What is expected
Please work out how many lines in the material contain "مدارس" and give only that figure.

Exercise inputs
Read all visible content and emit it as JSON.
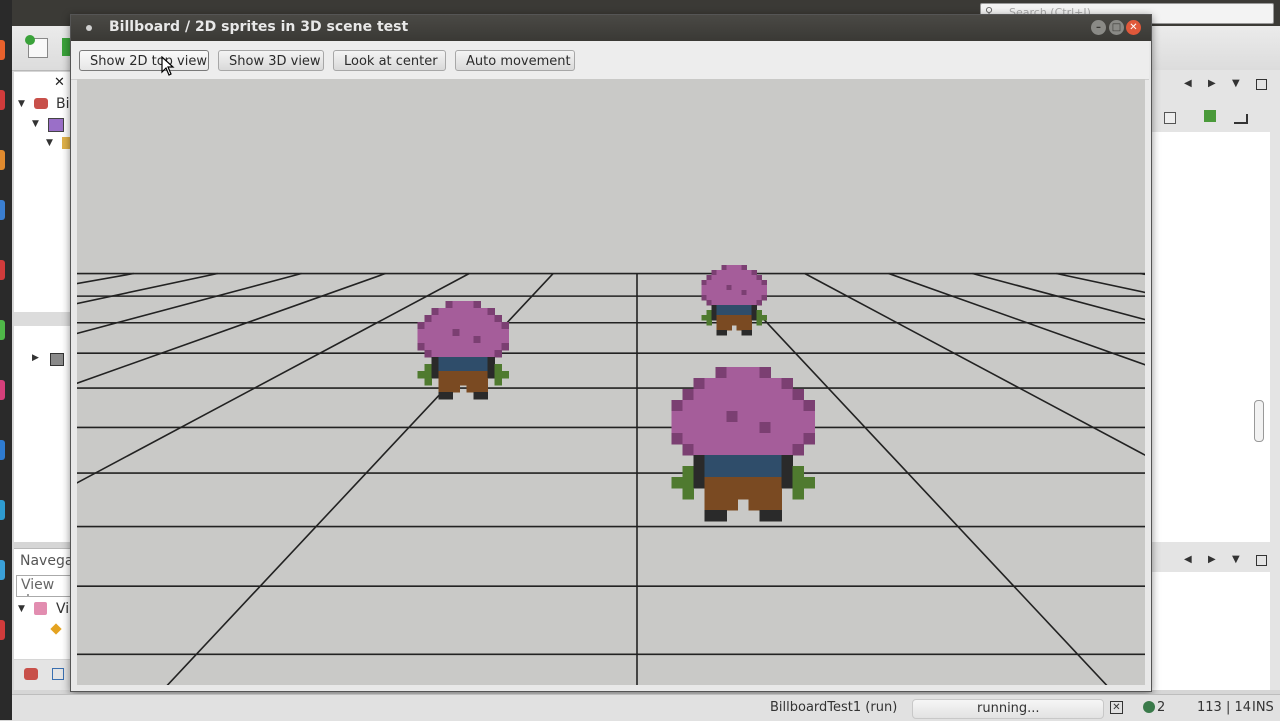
{
  "ide": {
    "search_placeholder": "Search (Ctrl+I)",
    "left_tree": [
      {
        "label": "Bi"
      },
      {
        "label": ""
      },
      {
        "label": ""
      }
    ],
    "navigator_title": "Navega",
    "navigator_filter": "View do",
    "navigator_item": "Vi"
  },
  "app": {
    "title": "Billboard / 2D sprites in 3D scene test",
    "buttons": [
      {
        "label": "Show 2D top view"
      },
      {
        "label": "Show 3D view"
      },
      {
        "label": "Look at center"
      },
      {
        "label": "Auto movement"
      }
    ]
  },
  "scene": {
    "sprites": [
      {
        "name": "character-back",
        "count": 3
      }
    ]
  },
  "status": {
    "run_label": "BillboardTest1 (run)",
    "progress_text": "running...",
    "notifications": "2",
    "position": "113 | 14",
    "mode": "INS"
  },
  "colors": {
    "hair": "#a55d9a",
    "hair_dark": "#7b3f72",
    "shirt": "#2f4d6a",
    "pants": "#7a4a22",
    "hands": "#4f7a2f",
    "grid_line": "#222222",
    "ground": "#c9c9c7"
  }
}
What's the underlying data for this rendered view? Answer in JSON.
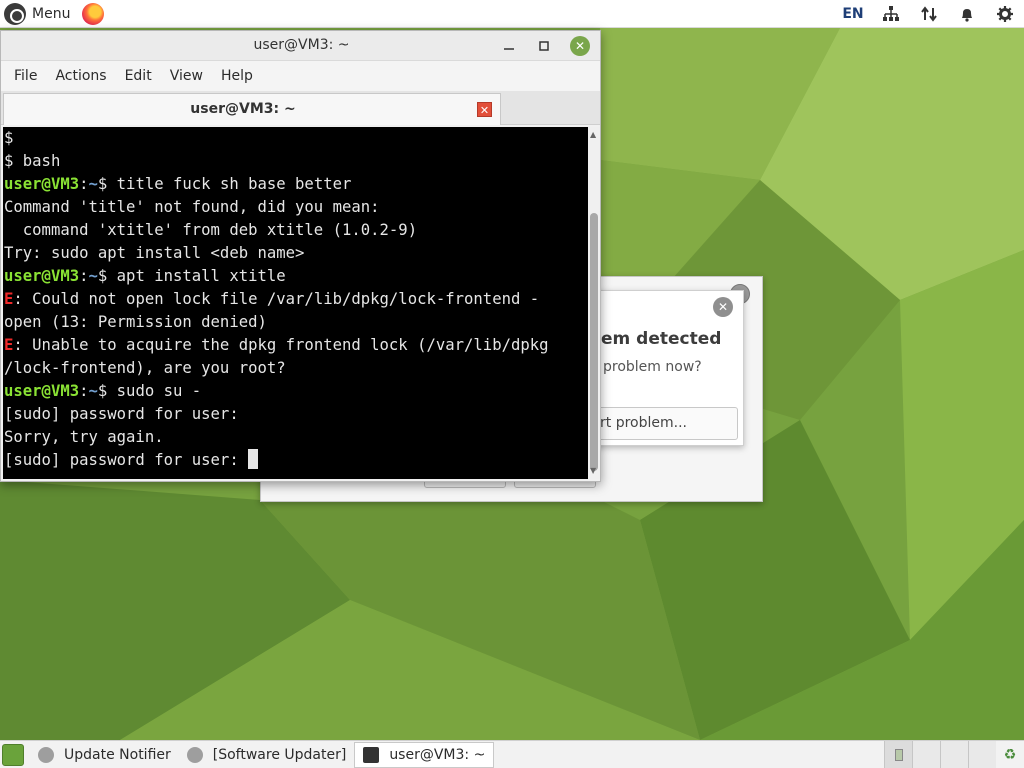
{
  "top_panel": {
    "menu_label": "Menu",
    "language": "EN",
    "icons": [
      "network-icon",
      "transfer-icon",
      "bell-icon",
      "gear-icon"
    ]
  },
  "terminal": {
    "window_title": "user@VM3: ~",
    "menu": [
      "File",
      "Actions",
      "Edit",
      "View",
      "Help"
    ],
    "tab_title": "user@VM3: ~",
    "lines": [
      [
        {
          "t": "$",
          "c": ""
        }
      ],
      [
        {
          "t": "$ bash",
          "c": ""
        }
      ],
      [
        {
          "t": "user@VM3",
          "c": "g"
        },
        {
          "t": ":",
          "c": ""
        },
        {
          "t": "~",
          "c": "b"
        },
        {
          "t": "$ title fuck sh base better",
          "c": ""
        }
      ],
      [
        {
          "t": "Command 'title' not found, did you mean:",
          "c": ""
        }
      ],
      [
        {
          "t": "  command 'xtitle' from deb xtitle (1.0.2-9)",
          "c": ""
        }
      ],
      [
        {
          "t": "Try: sudo apt install <deb name>",
          "c": ""
        }
      ],
      [
        {
          "t": "user@VM3",
          "c": "g"
        },
        {
          "t": ":",
          "c": ""
        },
        {
          "t": "~",
          "c": "b"
        },
        {
          "t": "$ apt install xtitle",
          "c": ""
        }
      ],
      [
        {
          "t": "E",
          "c": "e"
        },
        {
          "t": ": Could not open lock file /var/lib/dpkg/lock-frontend -",
          "c": ""
        }
      ],
      [
        {
          "t": "open (13: Permission denied)",
          "c": ""
        }
      ],
      [
        {
          "t": "E",
          "c": "e"
        },
        {
          "t": ": Unable to acquire the dpkg frontend lock (/var/lib/dpkg",
          "c": ""
        }
      ],
      [
        {
          "t": "/lock-frontend), are you root?",
          "c": ""
        }
      ],
      [
        {
          "t": "user@VM3",
          "c": "g"
        },
        {
          "t": ":",
          "c": ""
        },
        {
          "t": "~",
          "c": "b"
        },
        {
          "t": "$ sudo su -",
          "c": ""
        }
      ],
      [
        {
          "t": "[sudo] password for user:",
          "c": ""
        }
      ],
      [
        {
          "t": "Sorry, try again.",
          "c": ""
        }
      ],
      [
        {
          "t": "[sudo] password for user: ",
          "c": ""
        }
      ]
    ]
  },
  "problem_dialog": {
    "title": "em detected",
    "question": " problem now?",
    "report_label": "rt problem..."
  },
  "taskbar": {
    "tasks": [
      "Update Notifier",
      "[Software Updater]",
      "user@VM3: ~"
    ]
  },
  "colors": {
    "prompt_user": "#8ae234",
    "prompt_path": "#729fcf",
    "error": "#ef2929",
    "wallpaper": "#6f9a3a"
  }
}
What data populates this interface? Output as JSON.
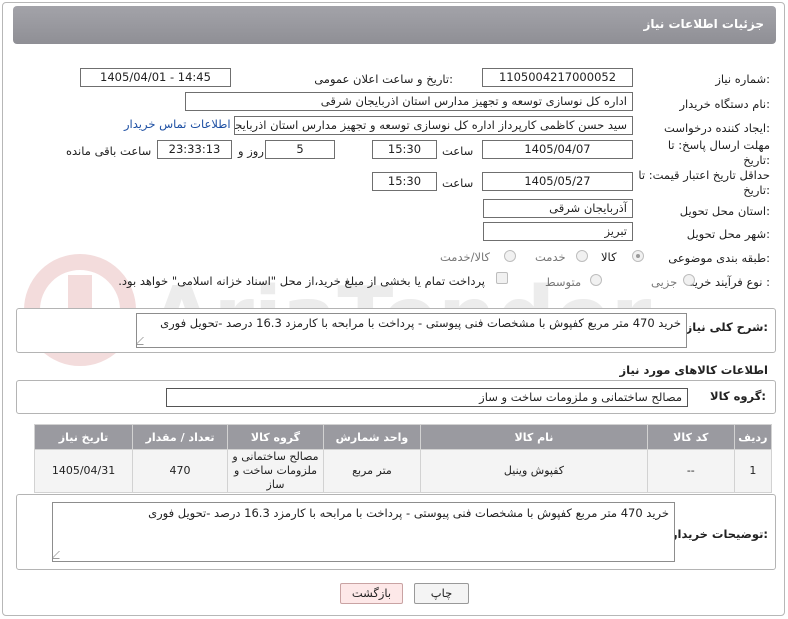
{
  "header": {
    "title": "جزئیات اطلاعات نیاز"
  },
  "fields": {
    "need_number_label": "شماره نیاز:",
    "need_number": "1105004217000052",
    "announce_label": "تاریخ و ساعت اعلان عمومی:",
    "announce_value": "1405/04/01 - 14:45",
    "buyer_org_label": "نام دستگاه خریدار:",
    "buyer_org": "اداره کل نوسازی  توسعه و تجهیز مدارس استان اذربایجان شرقی",
    "requester_label": "ایجاد کننده درخواست:",
    "requester": "سید حسن کاظمی کارپرداز اداره کل نوسازی  توسعه و تجهیز مدارس استان اذربایجان شرقی",
    "contact_link": "اطلاعات تماس خریدار",
    "reply_deadline_label": "مهلت ارسال پاسخ: تا تاریخ:",
    "reply_date": "1405/04/07",
    "time_label": "ساعت",
    "reply_time": "15:30",
    "days_value": "5",
    "days_label": "روز و",
    "remaining_time": "23:33:13",
    "remaining_label": "ساعت باقی مانده",
    "price_validity_label": "حداقل تاریخ اعتبار قیمت: تا تاریخ:",
    "price_date": "1405/05/27",
    "price_time": "15:30",
    "province_label": "استان محل تحویل:",
    "province": "آذربایجان شرقی",
    "city_label": "شهر محل تحویل:",
    "city": "تبریز",
    "category_label": "طبقه بندی موضوعی:",
    "category_options": [
      "کالا",
      "خدمت",
      "کالا/خدمت"
    ],
    "purchase_type_label": "نوع فرآیند خرید :",
    "purchase_options": [
      "جزیی",
      "متوسط"
    ],
    "payment_note": "پرداخت تمام یا بخشی از مبلغ خرید،از محل \"اسناد خزانه اسلامی\" خواهد بود."
  },
  "description": {
    "label": "شرح کلی نیاز:",
    "text": "خرید  470 متر مربع کفپوش با مشخصات فنی پیوستی - پرداخت با مرابحه با کارمزد 16.3 درصد -تحویل فوری"
  },
  "goods": {
    "section_title": "اطلاعات کالاهای مورد نیاز",
    "group_label": "گروه کالا:",
    "group_value": "مصالح ساختمانی و ملزومات ساخت و ساز",
    "columns": [
      "ردیف",
      "کد کالا",
      "نام کالا",
      "واحد شمارش",
      "گروه کالا",
      "تعداد / مقدار",
      "تاریخ نیاز"
    ],
    "rows": [
      {
        "row": "1",
        "code": "--",
        "name": "کفپوش وینیل",
        "unit": "متر مربع",
        "group": "مصالح ساختمانی و ملزومات ساخت و ساز",
        "qty": "470",
        "date": "1405/04/31"
      }
    ]
  },
  "buyer_notes": {
    "label": "توضیحات خریدار:",
    "text": "خرید  470 متر مربع کفپوش با مشخصات فنی پیوستی - پرداخت با مرابحه با کارمزد 16.3 درصد -تحویل فوری"
  },
  "buttons": {
    "print": "چاپ",
    "back": "بازگشت"
  },
  "watermark": {
    "text": "AriaTender.net",
    "color": "#f2dede"
  },
  "colors": {
    "header_bg": "#9a9aa0",
    "back_button_bg": "#fde8e8",
    "link": "#1d4fa3"
  }
}
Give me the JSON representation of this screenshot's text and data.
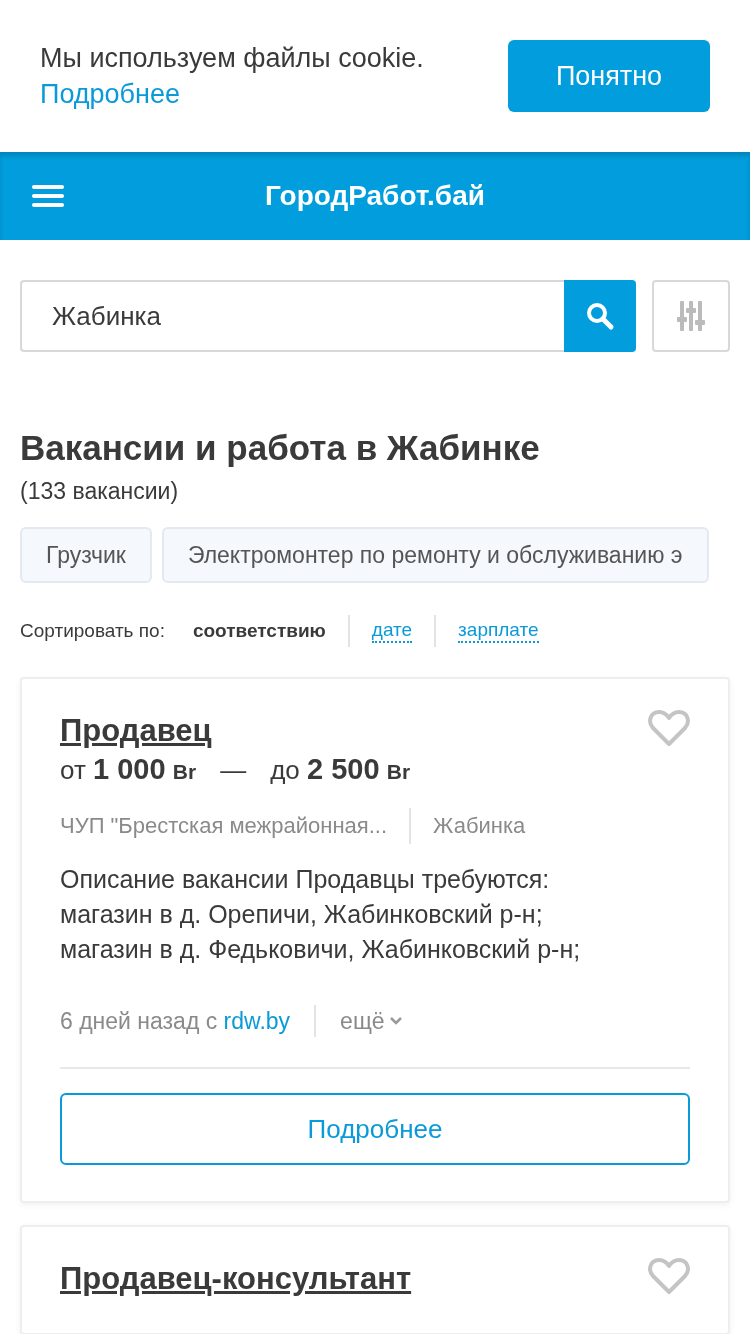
{
  "cookie_banner": {
    "text": "Мы используем файлы cookie.",
    "link": "Подробнее",
    "button": "Понятно"
  },
  "header": {
    "logo": "ГородРабот.бай"
  },
  "search": {
    "value": "Жабинка"
  },
  "heading": "Вакансии и работа в Жабинке",
  "count": "(133 вакансии)",
  "tags": [
    "Грузчик",
    "Электромонтер по ремонту и обслуживанию э"
  ],
  "sort": {
    "label": "Сортировать по:",
    "options": [
      {
        "label": "соответствию",
        "selected": true
      },
      {
        "label": "дате",
        "selected": false
      },
      {
        "label": "зарплате",
        "selected": false
      }
    ]
  },
  "vacancies": [
    {
      "title": "Продавец",
      "favorite": false,
      "salary": {
        "from_prefix": "от",
        "from_amount": "1 000",
        "to_prefix": "до",
        "from_currency": "Br",
        "to_amount": "2 500",
        "to_currency": "Br",
        "separator": "—"
      },
      "company": "ЧУП \"Брестская межрайонная...",
      "city": "Жабинка",
      "description": "Описание вакансии Продавцы требуются: магазин в д. Орепичи, Жабинковский р-н; магазин в д. Федьковичи, Жабинковский р-н;",
      "posted": "6 дней назад с",
      "source": "rdw.by",
      "more": "ещё",
      "button": "Подробнее"
    },
    {
      "title": "Продавец-консультант",
      "favorite": false
    }
  ]
}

Solution
2